__Given task__
Where a line of the material contains the string "WEST", copy that line.

○ ○ ○ ○ ○ ○ ○

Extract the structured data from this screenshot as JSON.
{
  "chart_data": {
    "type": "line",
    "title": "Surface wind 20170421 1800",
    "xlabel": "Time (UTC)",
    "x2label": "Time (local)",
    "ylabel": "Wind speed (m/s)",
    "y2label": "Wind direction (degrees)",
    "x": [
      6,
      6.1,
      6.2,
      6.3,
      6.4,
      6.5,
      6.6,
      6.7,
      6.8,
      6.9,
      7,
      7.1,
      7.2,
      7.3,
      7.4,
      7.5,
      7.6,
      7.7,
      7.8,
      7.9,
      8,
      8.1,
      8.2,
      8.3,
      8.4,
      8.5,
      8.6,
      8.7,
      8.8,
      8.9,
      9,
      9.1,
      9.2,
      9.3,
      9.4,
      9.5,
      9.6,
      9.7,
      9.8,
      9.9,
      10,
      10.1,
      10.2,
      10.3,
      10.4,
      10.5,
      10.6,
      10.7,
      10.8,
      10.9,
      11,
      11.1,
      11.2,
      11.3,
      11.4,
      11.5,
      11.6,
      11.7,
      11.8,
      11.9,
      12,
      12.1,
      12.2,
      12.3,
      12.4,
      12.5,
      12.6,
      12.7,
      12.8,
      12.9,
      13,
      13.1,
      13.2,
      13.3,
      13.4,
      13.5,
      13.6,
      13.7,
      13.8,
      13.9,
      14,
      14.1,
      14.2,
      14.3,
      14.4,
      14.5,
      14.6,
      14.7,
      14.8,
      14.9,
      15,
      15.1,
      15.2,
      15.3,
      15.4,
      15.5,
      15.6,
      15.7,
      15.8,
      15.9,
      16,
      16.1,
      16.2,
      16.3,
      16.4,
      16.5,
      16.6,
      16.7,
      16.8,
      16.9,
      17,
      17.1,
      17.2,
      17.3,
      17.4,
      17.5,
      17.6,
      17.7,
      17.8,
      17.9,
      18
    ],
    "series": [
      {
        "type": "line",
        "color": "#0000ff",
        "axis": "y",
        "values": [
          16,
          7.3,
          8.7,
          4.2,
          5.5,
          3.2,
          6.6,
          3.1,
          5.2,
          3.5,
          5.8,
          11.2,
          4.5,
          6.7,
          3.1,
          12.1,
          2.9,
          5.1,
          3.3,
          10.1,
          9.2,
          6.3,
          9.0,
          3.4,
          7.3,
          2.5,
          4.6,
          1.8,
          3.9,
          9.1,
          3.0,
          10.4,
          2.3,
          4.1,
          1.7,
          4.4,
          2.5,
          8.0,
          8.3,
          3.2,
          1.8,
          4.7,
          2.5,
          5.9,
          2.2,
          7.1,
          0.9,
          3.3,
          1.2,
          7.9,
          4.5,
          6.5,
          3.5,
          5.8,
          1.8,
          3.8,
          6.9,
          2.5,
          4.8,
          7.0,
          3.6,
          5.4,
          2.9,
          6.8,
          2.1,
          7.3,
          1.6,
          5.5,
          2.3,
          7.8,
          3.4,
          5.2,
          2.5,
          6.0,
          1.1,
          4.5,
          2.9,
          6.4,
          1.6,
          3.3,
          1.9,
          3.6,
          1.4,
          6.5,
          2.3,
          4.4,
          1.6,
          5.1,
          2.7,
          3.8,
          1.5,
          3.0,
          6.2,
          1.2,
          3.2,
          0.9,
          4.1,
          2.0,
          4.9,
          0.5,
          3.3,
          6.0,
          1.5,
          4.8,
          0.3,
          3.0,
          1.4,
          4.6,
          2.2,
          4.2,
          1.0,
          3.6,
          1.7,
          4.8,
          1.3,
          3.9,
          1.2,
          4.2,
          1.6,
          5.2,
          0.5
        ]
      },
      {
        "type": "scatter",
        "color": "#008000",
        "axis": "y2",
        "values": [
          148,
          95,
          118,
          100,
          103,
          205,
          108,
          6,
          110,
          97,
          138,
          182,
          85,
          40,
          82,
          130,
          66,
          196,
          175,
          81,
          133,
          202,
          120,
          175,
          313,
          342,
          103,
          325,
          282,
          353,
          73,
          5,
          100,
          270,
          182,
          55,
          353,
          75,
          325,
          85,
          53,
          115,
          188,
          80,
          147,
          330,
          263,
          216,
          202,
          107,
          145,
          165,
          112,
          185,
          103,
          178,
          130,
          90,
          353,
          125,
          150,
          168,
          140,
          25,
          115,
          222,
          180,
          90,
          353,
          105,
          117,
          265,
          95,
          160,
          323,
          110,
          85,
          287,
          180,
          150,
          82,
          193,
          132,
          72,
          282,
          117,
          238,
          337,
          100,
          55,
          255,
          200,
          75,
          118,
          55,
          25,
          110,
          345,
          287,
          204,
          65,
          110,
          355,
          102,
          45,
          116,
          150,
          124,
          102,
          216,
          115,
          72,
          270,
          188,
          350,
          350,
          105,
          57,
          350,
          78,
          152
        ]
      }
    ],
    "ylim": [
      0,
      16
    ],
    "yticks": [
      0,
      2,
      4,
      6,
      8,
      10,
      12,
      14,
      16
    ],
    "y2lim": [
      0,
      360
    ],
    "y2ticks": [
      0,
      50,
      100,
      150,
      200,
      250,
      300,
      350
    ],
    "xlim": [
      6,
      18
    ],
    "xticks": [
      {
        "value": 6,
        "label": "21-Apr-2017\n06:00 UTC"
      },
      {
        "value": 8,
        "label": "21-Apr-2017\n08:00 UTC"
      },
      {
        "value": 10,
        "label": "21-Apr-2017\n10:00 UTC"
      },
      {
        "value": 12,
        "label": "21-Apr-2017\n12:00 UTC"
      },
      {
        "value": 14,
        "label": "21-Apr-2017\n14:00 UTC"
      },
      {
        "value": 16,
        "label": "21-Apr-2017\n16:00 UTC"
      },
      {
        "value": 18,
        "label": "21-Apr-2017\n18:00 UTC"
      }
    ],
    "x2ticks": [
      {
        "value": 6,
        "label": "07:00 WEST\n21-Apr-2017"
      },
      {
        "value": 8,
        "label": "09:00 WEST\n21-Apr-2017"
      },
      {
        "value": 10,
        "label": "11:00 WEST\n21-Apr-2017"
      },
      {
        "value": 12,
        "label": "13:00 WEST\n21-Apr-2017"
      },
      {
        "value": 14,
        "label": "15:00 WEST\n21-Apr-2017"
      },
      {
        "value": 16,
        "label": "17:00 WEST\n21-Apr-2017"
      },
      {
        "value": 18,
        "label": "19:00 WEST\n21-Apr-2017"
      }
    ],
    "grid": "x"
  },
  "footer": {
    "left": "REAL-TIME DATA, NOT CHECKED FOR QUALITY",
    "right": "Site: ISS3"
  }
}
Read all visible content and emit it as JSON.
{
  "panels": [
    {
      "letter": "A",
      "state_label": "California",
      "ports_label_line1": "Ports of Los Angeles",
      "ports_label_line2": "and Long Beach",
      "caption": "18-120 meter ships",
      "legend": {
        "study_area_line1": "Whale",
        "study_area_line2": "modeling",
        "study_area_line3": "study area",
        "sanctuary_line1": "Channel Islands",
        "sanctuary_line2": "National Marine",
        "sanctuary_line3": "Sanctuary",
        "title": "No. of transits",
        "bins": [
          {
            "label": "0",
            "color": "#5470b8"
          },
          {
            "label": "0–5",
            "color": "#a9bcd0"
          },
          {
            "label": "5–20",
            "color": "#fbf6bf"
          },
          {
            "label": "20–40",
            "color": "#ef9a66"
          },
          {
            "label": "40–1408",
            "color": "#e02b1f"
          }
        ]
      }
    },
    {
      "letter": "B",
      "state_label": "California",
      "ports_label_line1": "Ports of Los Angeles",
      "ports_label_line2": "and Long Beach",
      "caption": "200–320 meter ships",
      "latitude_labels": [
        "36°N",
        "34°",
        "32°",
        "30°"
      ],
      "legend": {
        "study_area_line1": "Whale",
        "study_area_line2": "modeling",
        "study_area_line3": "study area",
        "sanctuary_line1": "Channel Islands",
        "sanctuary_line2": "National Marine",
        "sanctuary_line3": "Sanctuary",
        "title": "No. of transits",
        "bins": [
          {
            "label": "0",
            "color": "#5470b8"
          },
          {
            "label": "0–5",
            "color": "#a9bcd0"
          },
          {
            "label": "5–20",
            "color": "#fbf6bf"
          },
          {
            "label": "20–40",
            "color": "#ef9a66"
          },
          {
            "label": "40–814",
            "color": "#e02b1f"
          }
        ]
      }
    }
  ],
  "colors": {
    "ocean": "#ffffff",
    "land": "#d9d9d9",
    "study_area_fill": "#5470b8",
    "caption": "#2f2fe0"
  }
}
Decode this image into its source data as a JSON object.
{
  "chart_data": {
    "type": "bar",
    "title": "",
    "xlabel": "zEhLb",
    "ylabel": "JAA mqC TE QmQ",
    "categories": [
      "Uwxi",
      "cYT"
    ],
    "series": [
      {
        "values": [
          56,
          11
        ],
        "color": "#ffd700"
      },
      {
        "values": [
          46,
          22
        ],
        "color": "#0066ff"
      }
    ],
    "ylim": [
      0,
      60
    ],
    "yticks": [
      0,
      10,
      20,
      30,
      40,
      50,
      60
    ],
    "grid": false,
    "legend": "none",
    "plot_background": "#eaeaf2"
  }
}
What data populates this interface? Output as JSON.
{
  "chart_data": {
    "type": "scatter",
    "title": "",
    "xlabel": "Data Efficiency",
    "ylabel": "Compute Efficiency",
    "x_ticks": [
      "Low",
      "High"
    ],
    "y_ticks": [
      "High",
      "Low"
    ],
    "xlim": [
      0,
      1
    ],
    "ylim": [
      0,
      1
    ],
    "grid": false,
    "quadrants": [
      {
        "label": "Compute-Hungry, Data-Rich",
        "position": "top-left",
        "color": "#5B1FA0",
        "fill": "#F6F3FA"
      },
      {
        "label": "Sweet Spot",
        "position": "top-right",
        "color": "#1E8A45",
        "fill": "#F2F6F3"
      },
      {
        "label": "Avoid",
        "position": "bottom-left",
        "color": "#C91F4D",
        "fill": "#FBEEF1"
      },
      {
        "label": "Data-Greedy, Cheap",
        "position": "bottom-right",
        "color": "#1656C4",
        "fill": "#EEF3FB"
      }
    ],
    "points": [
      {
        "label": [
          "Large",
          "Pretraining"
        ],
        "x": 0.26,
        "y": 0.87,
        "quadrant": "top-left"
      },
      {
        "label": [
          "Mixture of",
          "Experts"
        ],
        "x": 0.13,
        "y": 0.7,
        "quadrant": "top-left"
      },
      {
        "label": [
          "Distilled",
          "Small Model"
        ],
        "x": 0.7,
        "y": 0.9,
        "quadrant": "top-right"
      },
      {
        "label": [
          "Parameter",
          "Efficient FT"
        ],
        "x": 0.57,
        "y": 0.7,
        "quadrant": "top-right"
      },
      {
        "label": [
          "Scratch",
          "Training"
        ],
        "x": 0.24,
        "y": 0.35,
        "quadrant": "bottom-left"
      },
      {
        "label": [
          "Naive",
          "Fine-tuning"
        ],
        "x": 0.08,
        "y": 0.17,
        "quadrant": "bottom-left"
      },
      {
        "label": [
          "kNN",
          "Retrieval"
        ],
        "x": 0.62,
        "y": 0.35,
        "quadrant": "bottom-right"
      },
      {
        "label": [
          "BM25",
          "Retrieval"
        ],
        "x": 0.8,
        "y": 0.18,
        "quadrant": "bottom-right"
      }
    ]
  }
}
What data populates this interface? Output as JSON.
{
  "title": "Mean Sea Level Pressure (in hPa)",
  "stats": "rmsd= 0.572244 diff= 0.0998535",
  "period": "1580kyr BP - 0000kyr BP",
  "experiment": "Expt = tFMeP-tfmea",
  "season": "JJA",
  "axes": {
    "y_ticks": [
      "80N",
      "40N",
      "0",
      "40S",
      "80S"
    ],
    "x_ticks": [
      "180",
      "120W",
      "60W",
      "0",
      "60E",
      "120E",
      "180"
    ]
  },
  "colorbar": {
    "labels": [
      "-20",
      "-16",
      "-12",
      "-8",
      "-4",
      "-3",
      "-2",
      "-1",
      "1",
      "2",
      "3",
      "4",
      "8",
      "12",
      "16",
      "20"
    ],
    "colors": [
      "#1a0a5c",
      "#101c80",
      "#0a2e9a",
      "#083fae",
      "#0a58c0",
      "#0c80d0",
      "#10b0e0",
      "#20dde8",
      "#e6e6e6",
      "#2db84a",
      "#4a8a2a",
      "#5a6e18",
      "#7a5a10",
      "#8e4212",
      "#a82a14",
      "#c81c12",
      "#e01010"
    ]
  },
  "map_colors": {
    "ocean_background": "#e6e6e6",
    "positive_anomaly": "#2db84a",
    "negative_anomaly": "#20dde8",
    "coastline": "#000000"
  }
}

○ ○ ○ ○ ○ ○ ○

__Written reply__
        "label": "07:00 WEST\n21-Apr-2017"
        "label": "09:00 WEST\n21-Apr-2017"
        "label": "11:00 WEST\n21-Apr-2017"
        "label": "13:00 WEST\n21-Apr-2017"
        "label": "15:00 WEST\n21-Apr-2017"
        "label": "17:00 WEST\n21-Apr-2017"
        "label": "19:00 WEST\n21-Apr-2017"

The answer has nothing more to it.